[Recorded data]
··········

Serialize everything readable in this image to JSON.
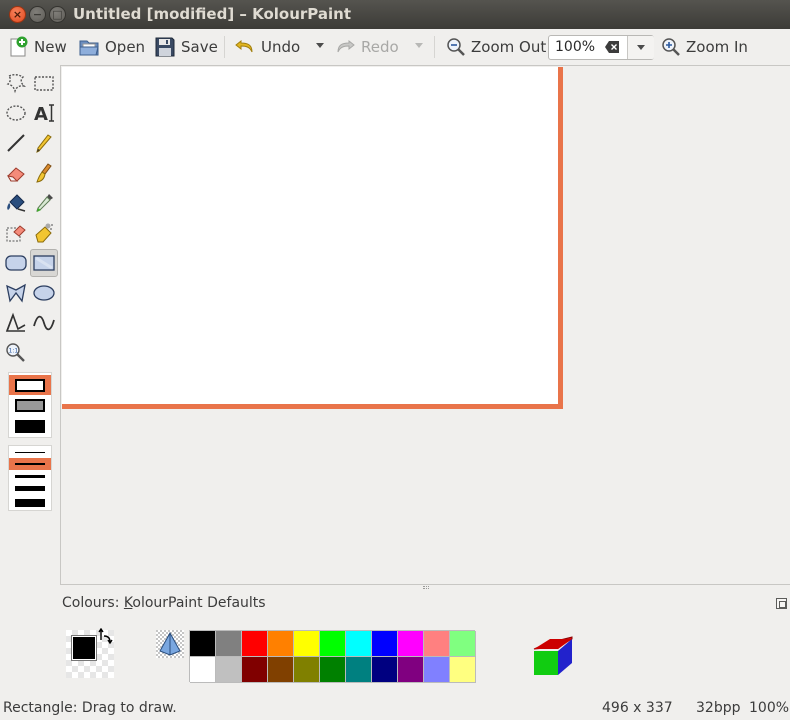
{
  "window": {
    "title": "Untitled [modified] – KolourPaint",
    "controls": {
      "close": "×",
      "minimize": "−",
      "maximize": "□"
    }
  },
  "toolbar": {
    "new_label": "New",
    "open_label": "Open",
    "save_label": "Save",
    "undo_label": "Undo",
    "redo_label": "Redo",
    "zoom_out_label": "Zoom Out",
    "zoom_value": "100%",
    "zoom_in_label": "Zoom In"
  },
  "tools": [
    {
      "name": "free-form-selection",
      "icon": "lasso-icon"
    },
    {
      "name": "rectangular-selection",
      "icon": "rect-select-icon"
    },
    {
      "name": "elliptical-selection",
      "icon": "ellipse-select-icon"
    },
    {
      "name": "text",
      "icon": "text-tool-icon",
      "glyph": "A"
    },
    {
      "name": "line",
      "icon": "line-tool-icon"
    },
    {
      "name": "pen",
      "icon": "pencil-icon"
    },
    {
      "name": "eraser",
      "icon": "eraser-icon"
    },
    {
      "name": "brush",
      "icon": "brush-icon"
    },
    {
      "name": "flood-fill",
      "icon": "paint-bucket-icon"
    },
    {
      "name": "color-picker",
      "icon": "eyedropper-icon"
    },
    {
      "name": "color-eraser",
      "icon": "color-eraser-icon"
    },
    {
      "name": "spraycan",
      "icon": "spraycan-icon"
    },
    {
      "name": "rounded-rectangle",
      "icon": "rounded-rect-icon"
    },
    {
      "name": "rectangle",
      "icon": "rectangle-icon",
      "selected": true
    },
    {
      "name": "polygon",
      "icon": "polygon-icon"
    },
    {
      "name": "ellipse",
      "icon": "ellipse-icon"
    },
    {
      "name": "connected-lines",
      "icon": "polyline-icon"
    },
    {
      "name": "curve",
      "icon": "curve-icon"
    },
    {
      "name": "zoom",
      "icon": "zoom-tool-icon",
      "glyph": "1:1"
    }
  ],
  "fill_styles": {
    "selected_index": 0
  },
  "line_widths": {
    "selected_index": 1
  },
  "canvas": {
    "resize_handle_color": "#e9744a"
  },
  "colour_panel": {
    "label_prefix": "Colours: ",
    "label_accel": "K",
    "label_rest": "olourPaint Defaults",
    "foreground": "#000000",
    "background": "#ffffff",
    "palette_row1": [
      "#000000",
      "#808080",
      "#ff0000",
      "#ff8000",
      "#ffff00",
      "#00ff00",
      "#00ffff",
      "#0000ff",
      "#ff00ff",
      "#ff8080",
      "#80ff80"
    ],
    "palette_row2": [
      "#ffffff",
      "#c0c0c0",
      "#800000",
      "#804000",
      "#808000",
      "#008000",
      "#008080",
      "#000080",
      "#800080",
      "#8080ff",
      "#ffff80"
    ]
  },
  "status": {
    "message": "Rectangle: Drag to draw.",
    "size": "496 x 337",
    "depth": "32bpp",
    "zoom": "100%"
  }
}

··········

:: Job ::
Return the material exactly as given, apart from the pictures.

:: Solution to this task ::
Serialize everything readable in this image to JSON.
{
  "window": {
    "title": "Untitled [modified] – KolourPaint",
    "controls": {
      "close": "×",
      "minimize": "−",
      "maximize": "□"
    }
  },
  "toolbar": {
    "new_label": "New",
    "open_label": "Open",
    "save_label": "Save",
    "undo_label": "Undo",
    "redo_label": "Redo",
    "zoom_out_label": "Zoom Out",
    "zoom_value": "100%",
    "zoom_in_label": "Zoom In"
  },
  "tools": [
    {
      "name": "free-form-selection",
      "icon": "lasso-icon"
    },
    {
      "name": "rectangular-selection",
      "icon": "rect-select-icon"
    },
    {
      "name": "elliptical-selection",
      "icon": "ellipse-select-icon"
    },
    {
      "name": "text",
      "icon": "text-tool-icon",
      "glyph": "A"
    },
    {
      "name": "line",
      "icon": "line-tool-icon"
    },
    {
      "name": "pen",
      "icon": "pencil-icon"
    },
    {
      "name": "eraser",
      "icon": "eraser-icon"
    },
    {
      "name": "brush",
      "icon": "brush-icon"
    },
    {
      "name": "flood-fill",
      "icon": "paint-bucket-icon"
    },
    {
      "name": "color-picker",
      "icon": "eyedropper-icon"
    },
    {
      "name": "color-eraser",
      "icon": "color-eraser-icon"
    },
    {
      "name": "spraycan",
      "icon": "spraycan-icon"
    },
    {
      "name": "rounded-rectangle",
      "icon": "rounded-rect-icon"
    },
    {
      "name": "rectangle",
      "icon": "rectangle-icon",
      "selected": true
    },
    {
      "name": "polygon",
      "icon": "polygon-icon"
    },
    {
      "name": "ellipse",
      "icon": "ellipse-icon"
    },
    {
      "name": "connected-lines",
      "icon": "polyline-icon"
    },
    {
      "name": "curve",
      "icon": "curve-icon"
    },
    {
      "name": "zoom",
      "icon": "zoom-tool-icon",
      "glyph": "1:1"
    }
  ],
  "fill_styles": {
    "selected_index": 0
  },
  "line_widths": {
    "selected_index": 1
  },
  "canvas": {
    "resize_handle_color": "#e9744a"
  },
  "colour_panel": {
    "label_prefix": "Colours: ",
    "label_accel": "K",
    "label_rest": "olourPaint Defaults",
    "foreground": "#000000",
    "background": "#ffffff",
    "palette_row1": [
      "#000000",
      "#808080",
      "#ff0000",
      "#ff8000",
      "#ffff00",
      "#00ff00",
      "#00ffff",
      "#0000ff",
      "#ff00ff",
      "#ff8080",
      "#80ff80"
    ],
    "palette_row2": [
      "#ffffff",
      "#c0c0c0",
      "#800000",
      "#804000",
      "#808000",
      "#008000",
      "#008080",
      "#000080",
      "#800080",
      "#8080ff",
      "#ffff80"
    ]
  },
  "status": {
    "message": "Rectangle: Drag to draw.",
    "size": "496 x 337",
    "depth": "32bpp",
    "zoom": "100%"
  }
}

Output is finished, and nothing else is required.